___ DATA SECTION ___

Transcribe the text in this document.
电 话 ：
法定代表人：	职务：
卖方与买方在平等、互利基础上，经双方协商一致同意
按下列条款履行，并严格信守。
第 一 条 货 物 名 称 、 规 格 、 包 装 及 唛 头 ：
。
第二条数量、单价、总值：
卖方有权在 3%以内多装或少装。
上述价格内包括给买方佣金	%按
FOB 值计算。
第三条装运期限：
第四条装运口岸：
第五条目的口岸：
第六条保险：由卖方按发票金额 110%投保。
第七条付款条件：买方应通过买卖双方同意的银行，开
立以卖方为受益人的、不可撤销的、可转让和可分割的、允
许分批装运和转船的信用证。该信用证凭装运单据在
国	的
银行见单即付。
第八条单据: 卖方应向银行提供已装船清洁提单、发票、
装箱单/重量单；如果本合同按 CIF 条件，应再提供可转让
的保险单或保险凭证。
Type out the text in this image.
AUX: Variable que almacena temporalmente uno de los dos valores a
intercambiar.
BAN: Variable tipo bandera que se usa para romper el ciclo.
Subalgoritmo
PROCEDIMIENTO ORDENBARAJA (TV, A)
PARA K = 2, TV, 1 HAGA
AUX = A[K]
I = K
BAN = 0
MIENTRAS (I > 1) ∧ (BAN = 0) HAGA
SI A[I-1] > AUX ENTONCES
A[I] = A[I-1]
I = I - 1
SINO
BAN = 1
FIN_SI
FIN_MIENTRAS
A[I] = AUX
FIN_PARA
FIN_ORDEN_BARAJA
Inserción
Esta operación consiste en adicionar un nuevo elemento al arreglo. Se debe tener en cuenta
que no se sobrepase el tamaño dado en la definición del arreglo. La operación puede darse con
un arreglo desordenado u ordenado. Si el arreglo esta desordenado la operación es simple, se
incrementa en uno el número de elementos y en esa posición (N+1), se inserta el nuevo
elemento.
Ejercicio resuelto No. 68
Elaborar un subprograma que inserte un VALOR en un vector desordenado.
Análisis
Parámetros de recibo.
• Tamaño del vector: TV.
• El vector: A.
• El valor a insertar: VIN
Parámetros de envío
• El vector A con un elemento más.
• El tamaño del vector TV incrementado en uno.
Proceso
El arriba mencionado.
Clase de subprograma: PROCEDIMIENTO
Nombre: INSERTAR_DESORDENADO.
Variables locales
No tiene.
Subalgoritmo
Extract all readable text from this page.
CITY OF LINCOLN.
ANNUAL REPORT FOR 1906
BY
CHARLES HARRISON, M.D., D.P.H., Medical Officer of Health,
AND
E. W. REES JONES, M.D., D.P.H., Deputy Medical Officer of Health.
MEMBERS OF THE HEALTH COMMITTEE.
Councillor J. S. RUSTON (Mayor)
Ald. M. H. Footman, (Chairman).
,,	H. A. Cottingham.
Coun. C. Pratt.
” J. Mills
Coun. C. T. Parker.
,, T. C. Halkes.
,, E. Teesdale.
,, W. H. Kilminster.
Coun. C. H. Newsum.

___

## WHAT YOU WILL DO
List every line above that contains the word "Officer".

## FULL RESPONSE
CHARLES HARRISON, M.D., D.P.H., Medical Officer of Health,
E. W. REES JONES, M.D., D.P.H., Deputy Medical Officer of Health.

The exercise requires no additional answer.